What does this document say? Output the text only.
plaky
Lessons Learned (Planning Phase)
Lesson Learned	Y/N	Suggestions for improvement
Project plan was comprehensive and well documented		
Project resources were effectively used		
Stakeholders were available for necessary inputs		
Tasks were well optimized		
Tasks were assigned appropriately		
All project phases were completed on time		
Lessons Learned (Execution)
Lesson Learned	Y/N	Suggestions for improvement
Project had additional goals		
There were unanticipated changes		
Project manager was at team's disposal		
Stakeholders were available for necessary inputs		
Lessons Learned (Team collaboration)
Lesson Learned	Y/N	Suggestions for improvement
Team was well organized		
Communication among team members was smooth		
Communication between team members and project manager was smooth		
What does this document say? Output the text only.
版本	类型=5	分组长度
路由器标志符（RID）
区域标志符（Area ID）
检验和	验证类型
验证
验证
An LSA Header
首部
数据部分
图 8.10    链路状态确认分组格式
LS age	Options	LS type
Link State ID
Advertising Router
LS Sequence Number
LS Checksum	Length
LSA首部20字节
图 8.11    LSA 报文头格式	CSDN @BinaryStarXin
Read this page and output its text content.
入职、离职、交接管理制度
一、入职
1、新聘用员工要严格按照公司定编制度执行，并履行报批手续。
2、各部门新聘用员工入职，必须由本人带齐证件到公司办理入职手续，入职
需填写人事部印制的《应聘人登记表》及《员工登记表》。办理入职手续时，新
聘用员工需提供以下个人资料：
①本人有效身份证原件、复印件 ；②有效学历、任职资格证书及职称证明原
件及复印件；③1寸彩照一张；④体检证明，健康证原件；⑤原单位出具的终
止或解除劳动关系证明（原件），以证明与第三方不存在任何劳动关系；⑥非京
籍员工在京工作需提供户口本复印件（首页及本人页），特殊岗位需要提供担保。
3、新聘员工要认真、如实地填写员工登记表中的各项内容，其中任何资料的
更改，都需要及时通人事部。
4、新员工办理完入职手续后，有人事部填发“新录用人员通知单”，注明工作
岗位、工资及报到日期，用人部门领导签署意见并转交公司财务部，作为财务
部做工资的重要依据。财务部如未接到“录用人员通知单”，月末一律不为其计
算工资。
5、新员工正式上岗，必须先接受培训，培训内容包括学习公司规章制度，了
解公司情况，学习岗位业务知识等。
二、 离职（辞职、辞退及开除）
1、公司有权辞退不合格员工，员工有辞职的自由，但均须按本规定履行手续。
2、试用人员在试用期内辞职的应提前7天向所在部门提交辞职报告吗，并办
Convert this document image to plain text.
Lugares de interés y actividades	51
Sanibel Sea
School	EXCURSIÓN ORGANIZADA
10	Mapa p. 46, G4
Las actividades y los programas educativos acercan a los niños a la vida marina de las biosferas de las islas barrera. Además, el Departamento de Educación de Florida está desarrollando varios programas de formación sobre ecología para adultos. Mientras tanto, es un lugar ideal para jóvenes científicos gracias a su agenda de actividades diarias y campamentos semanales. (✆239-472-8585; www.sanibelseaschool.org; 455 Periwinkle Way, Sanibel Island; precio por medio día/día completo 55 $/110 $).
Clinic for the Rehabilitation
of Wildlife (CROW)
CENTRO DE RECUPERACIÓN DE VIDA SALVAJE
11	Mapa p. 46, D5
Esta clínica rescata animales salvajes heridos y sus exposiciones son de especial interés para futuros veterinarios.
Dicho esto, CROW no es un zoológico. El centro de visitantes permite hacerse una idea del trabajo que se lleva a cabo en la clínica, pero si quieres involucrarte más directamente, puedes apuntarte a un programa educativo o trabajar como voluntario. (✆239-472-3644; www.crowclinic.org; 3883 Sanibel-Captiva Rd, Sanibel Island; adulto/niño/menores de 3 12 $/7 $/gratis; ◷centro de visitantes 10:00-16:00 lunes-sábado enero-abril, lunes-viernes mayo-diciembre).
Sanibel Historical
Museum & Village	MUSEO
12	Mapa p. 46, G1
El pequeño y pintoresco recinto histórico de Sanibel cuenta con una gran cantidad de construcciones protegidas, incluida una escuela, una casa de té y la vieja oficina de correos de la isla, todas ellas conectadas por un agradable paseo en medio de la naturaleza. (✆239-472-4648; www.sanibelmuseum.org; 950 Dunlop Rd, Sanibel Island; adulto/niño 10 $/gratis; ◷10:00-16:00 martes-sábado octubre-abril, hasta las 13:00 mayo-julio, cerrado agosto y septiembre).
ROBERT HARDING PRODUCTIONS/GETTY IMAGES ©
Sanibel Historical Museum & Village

**What you should do:** Show every line in the entries where the string "manager" occurs.

**The completed task:**
Project manager was at team's disposal		
Communication between team members and project manager was smooth		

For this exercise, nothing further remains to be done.